Data excerpts:
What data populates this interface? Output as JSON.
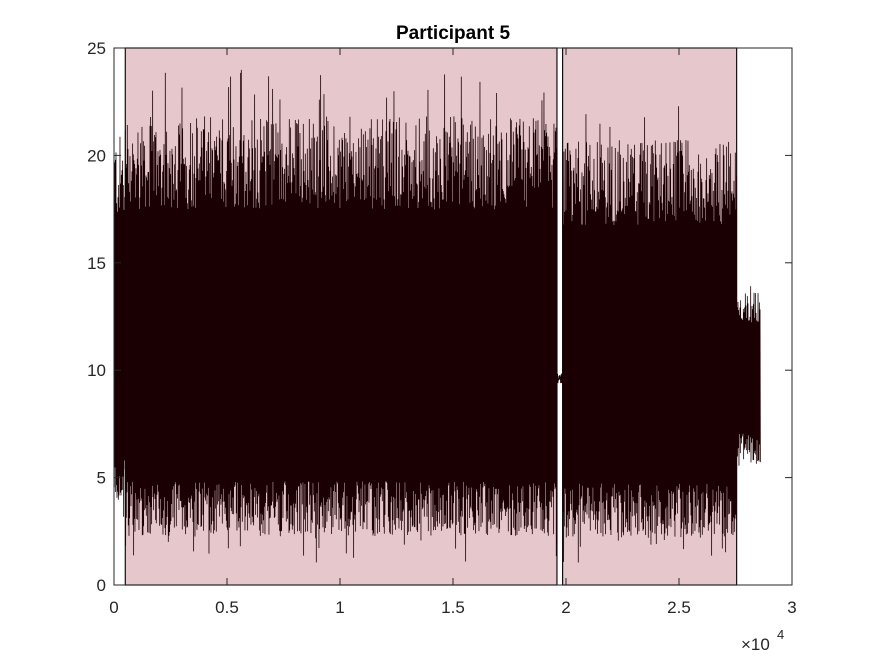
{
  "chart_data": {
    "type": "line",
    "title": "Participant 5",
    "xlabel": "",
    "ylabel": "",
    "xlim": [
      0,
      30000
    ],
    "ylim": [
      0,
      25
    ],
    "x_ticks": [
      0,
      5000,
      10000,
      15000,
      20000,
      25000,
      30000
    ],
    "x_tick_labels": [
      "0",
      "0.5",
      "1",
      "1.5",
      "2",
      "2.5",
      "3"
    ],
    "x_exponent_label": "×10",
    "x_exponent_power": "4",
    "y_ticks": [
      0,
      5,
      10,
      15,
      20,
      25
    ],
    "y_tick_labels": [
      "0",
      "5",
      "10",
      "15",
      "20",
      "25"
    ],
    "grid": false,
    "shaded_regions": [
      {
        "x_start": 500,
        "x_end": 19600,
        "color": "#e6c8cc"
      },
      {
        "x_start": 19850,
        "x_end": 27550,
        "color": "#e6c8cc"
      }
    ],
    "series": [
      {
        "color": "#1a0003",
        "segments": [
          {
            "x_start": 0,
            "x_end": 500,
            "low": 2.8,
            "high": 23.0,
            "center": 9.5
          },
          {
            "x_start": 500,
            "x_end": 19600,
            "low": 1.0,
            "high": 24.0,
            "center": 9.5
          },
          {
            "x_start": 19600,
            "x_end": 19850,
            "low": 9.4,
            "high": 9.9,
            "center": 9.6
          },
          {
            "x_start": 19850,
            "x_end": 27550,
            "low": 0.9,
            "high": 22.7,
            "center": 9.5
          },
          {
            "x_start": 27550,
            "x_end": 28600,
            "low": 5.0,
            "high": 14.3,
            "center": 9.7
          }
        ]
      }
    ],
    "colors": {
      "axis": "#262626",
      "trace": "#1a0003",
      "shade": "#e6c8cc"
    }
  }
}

What to do: Repeat the entries exactly and keep the pictures out of the copy.

The solution:
What data populates this interface? Output as JSON.
{
  "chart_data": {
    "type": "line",
    "title": "Participant 5",
    "xlabel": "",
    "ylabel": "",
    "xlim": [
      0,
      30000
    ],
    "ylim": [
      0,
      25
    ],
    "x_ticks": [
      0,
      5000,
      10000,
      15000,
      20000,
      25000,
      30000
    ],
    "x_tick_labels": [
      "0",
      "0.5",
      "1",
      "1.5",
      "2",
      "2.5",
      "3"
    ],
    "x_exponent_label": "×10",
    "x_exponent_power": "4",
    "y_ticks": [
      0,
      5,
      10,
      15,
      20,
      25
    ],
    "y_tick_labels": [
      "0",
      "5",
      "10",
      "15",
      "20",
      "25"
    ],
    "grid": false,
    "shaded_regions": [
      {
        "x_start": 500,
        "x_end": 19600,
        "color": "#e6c8cc"
      },
      {
        "x_start": 19850,
        "x_end": 27550,
        "color": "#e6c8cc"
      }
    ],
    "series": [
      {
        "color": "#1a0003",
        "segments": [
          {
            "x_start": 0,
            "x_end": 500,
            "low": 2.8,
            "high": 23.0,
            "center": 9.5
          },
          {
            "x_start": 500,
            "x_end": 19600,
            "low": 1.0,
            "high": 24.0,
            "center": 9.5
          },
          {
            "x_start": 19600,
            "x_end": 19850,
            "low": 9.4,
            "high": 9.9,
            "center": 9.6
          },
          {
            "x_start": 19850,
            "x_end": 27550,
            "low": 0.9,
            "high": 22.7,
            "center": 9.5
          },
          {
            "x_start": 27550,
            "x_end": 28600,
            "low": 5.0,
            "high": 14.3,
            "center": 9.7
          }
        ]
      }
    ],
    "colors": {
      "axis": "#262626",
      "trace": "#1a0003",
      "shade": "#e6c8cc"
    }
  }
}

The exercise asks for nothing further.